# start of Supplied material
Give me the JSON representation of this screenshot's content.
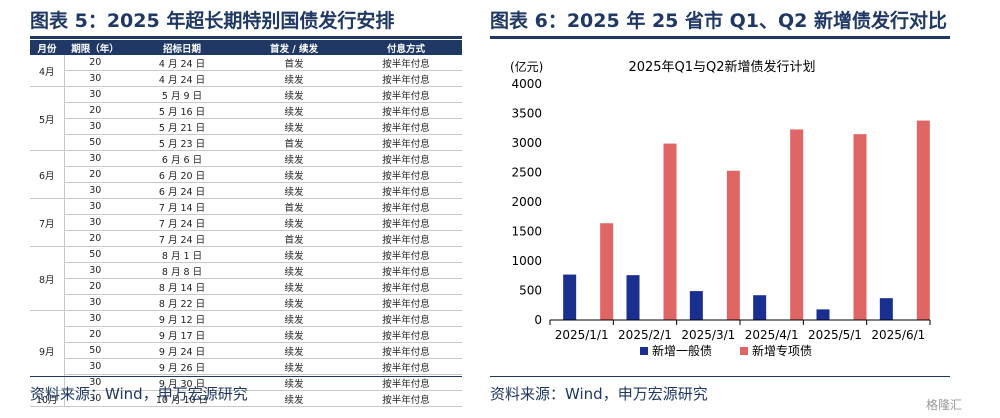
{
  "left": {
    "title": "图表 5：2025 年超长期特别国债发行安排",
    "headers": [
      "月份",
      "期限（年）",
      "招标日期",
      "首发 / 续发",
      "付息方式"
    ],
    "groups": [
      {
        "month": "4月",
        "rows": [
          [
            "20",
            "4 月 24 日",
            "首发",
            "按半年付息"
          ],
          [
            "30",
            "4 月 24 日",
            "续发",
            "按半年付息"
          ]
        ]
      },
      {
        "month": "5月",
        "rows": [
          [
            "30",
            "5 月 9 日",
            "续发",
            "按半年付息"
          ],
          [
            "20",
            "5 月 16 日",
            "续发",
            "按半年付息"
          ],
          [
            "30",
            "5 月 21 日",
            "续发",
            "按半年付息"
          ],
          [
            "50",
            "5 月 23 日",
            "首发",
            "按半年付息"
          ]
        ]
      },
      {
        "month": "6月",
        "rows": [
          [
            "30",
            "6 月 6 日",
            "续发",
            "按半年付息"
          ],
          [
            "20",
            "6 月 20 日",
            "续发",
            "按半年付息"
          ],
          [
            "30",
            "6 月 24 日",
            "续发",
            "按半年付息"
          ]
        ]
      },
      {
        "month": "7月",
        "rows": [
          [
            "30",
            "7 月 14 日",
            "首发",
            "按半年付息"
          ],
          [
            "30",
            "7 月 24 日",
            "续发",
            "按半年付息"
          ],
          [
            "20",
            "7 月 24 日",
            "首发",
            "按半年付息"
          ]
        ]
      },
      {
        "month": "8月",
        "rows": [
          [
            "50",
            "8 月 1 日",
            "续发",
            "按半年付息"
          ],
          [
            "30",
            "8 月 8 日",
            "续发",
            "按半年付息"
          ],
          [
            "20",
            "8 月 14 日",
            "续发",
            "按半年付息"
          ],
          [
            "30",
            "8 月 22 日",
            "续发",
            "按半年付息"
          ]
        ]
      },
      {
        "month": "9月",
        "rows": [
          [
            "30",
            "9 月 12 日",
            "续发",
            "按半年付息"
          ],
          [
            "20",
            "9 月 17 日",
            "续发",
            "按半年付息"
          ],
          [
            "50",
            "9 月 24 日",
            "续发",
            "按半年付息"
          ],
          [
            "30",
            "9 月 26 日",
            "续发",
            "按半年付息"
          ],
          [
            "30",
            "9 月 30 日",
            "续发",
            "按半年付息"
          ]
        ]
      },
      {
        "month": "10月",
        "rows": [
          [
            "30",
            "10 月 10 日",
            "续发",
            "按半年付息"
          ]
        ]
      }
    ],
    "source": "资料来源：Wind，申万宏源研究"
  },
  "right": {
    "title": "图表 6：2025 年 25 省市 Q1、Q2 新增债发行对比",
    "source": "资料来源：Wind，申万宏源研究"
  },
  "watermark": "格隆汇",
  "colors": {
    "navy": "#1f3864",
    "general": "#1a2f8f",
    "special": "#e06666"
  },
  "chart_data": {
    "type": "bar",
    "title": "2025年Q1与Q2新增债发行计划",
    "ylabel": "(亿元)",
    "ylim": [
      0,
      4000
    ],
    "yticks": [
      0,
      500,
      1000,
      1500,
      2000,
      2500,
      3000,
      3500,
      4000
    ],
    "grid": false,
    "legend": "bottom",
    "categories": [
      "2025/1/1",
      "2025/2/1",
      "2025/3/1",
      "2025/4/1",
      "2025/5/1",
      "2025/6/1"
    ],
    "series": [
      {
        "name": "新增一般债",
        "color": "#1a2f8f",
        "values": [
          770,
          760,
          490,
          420,
          180,
          370
        ]
      },
      {
        "name": "新增专项债",
        "color": "#e06666",
        "values": [
          1640,
          2990,
          2530,
          3230,
          3150,
          3380
        ]
      }
    ]
  }
}
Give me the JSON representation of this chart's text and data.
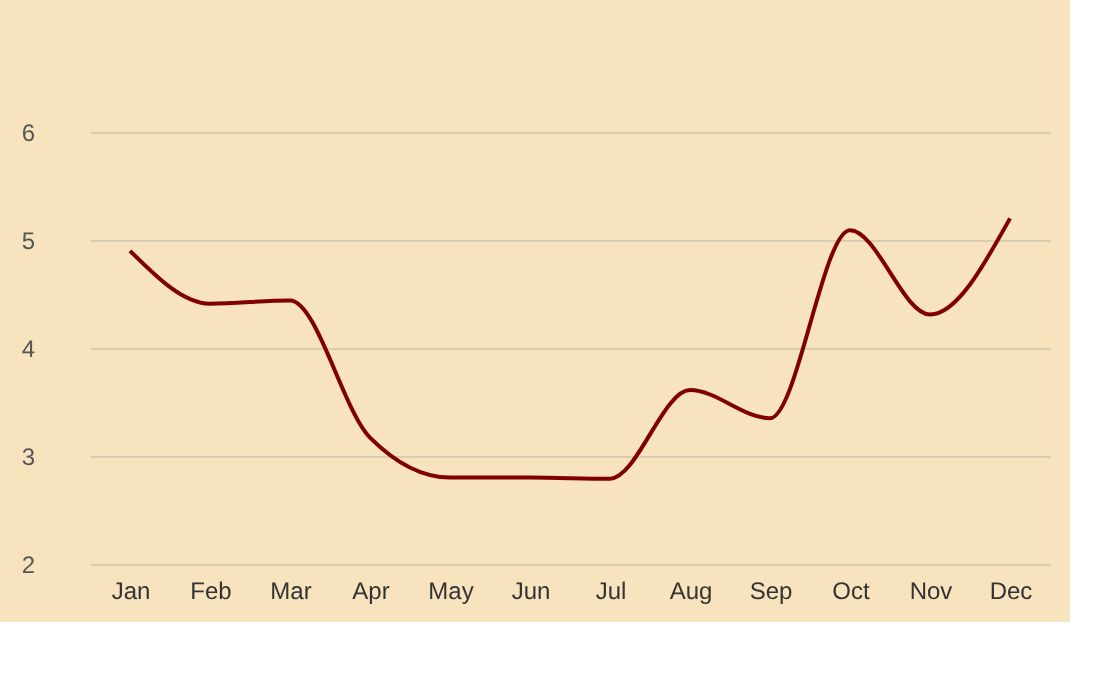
{
  "chart_data": {
    "type": "line",
    "categories": [
      "Jan",
      "Feb",
      "Mar",
      "Apr",
      "May",
      "Jun",
      "Jul",
      "Aug",
      "Sep",
      "Oct",
      "Nov",
      "Dec"
    ],
    "series": [
      {
        "color": "#800000",
        "values": [
          4.9,
          4.41,
          4.44,
          3.17,
          2.8,
          2.8,
          2.79,
          3.61,
          3.35,
          5.09,
          4.31,
          5.2
        ]
      }
    ],
    "ylim": [
      2,
      6
    ],
    "yticks": [
      2,
      3,
      4,
      5,
      6
    ],
    "grid": "y",
    "marker": "none",
    "line_style": "solid"
  }
}
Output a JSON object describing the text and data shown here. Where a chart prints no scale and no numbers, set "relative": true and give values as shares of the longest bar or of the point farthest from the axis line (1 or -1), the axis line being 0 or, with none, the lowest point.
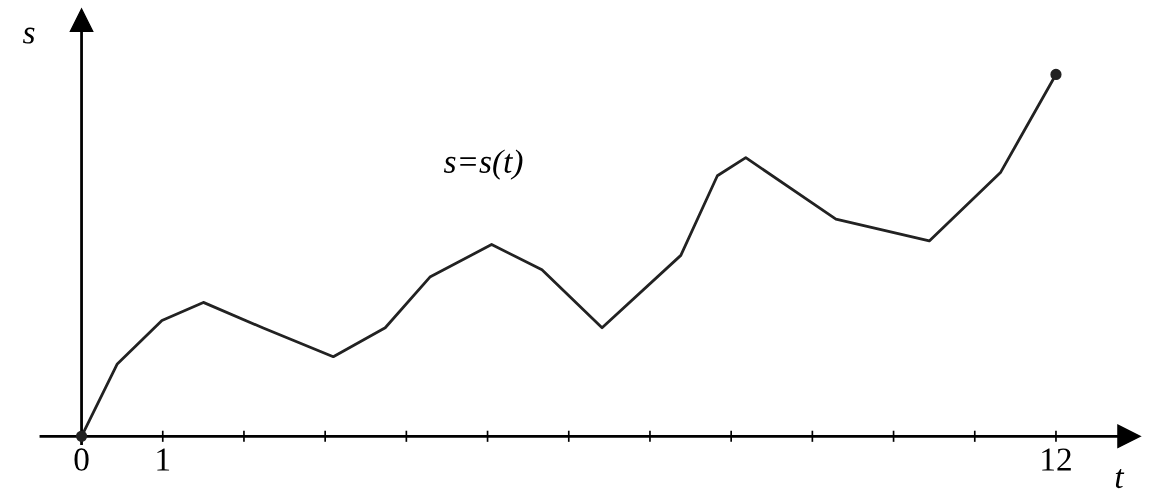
# end of Supplied material
◆ **What you are asked to do**:
Find each line with the string "this" and copy it out.

◆ **Output of the task**:
Give me the JSON representation of this screenshot's content.
Give me the JSON representation of this chart's text and data.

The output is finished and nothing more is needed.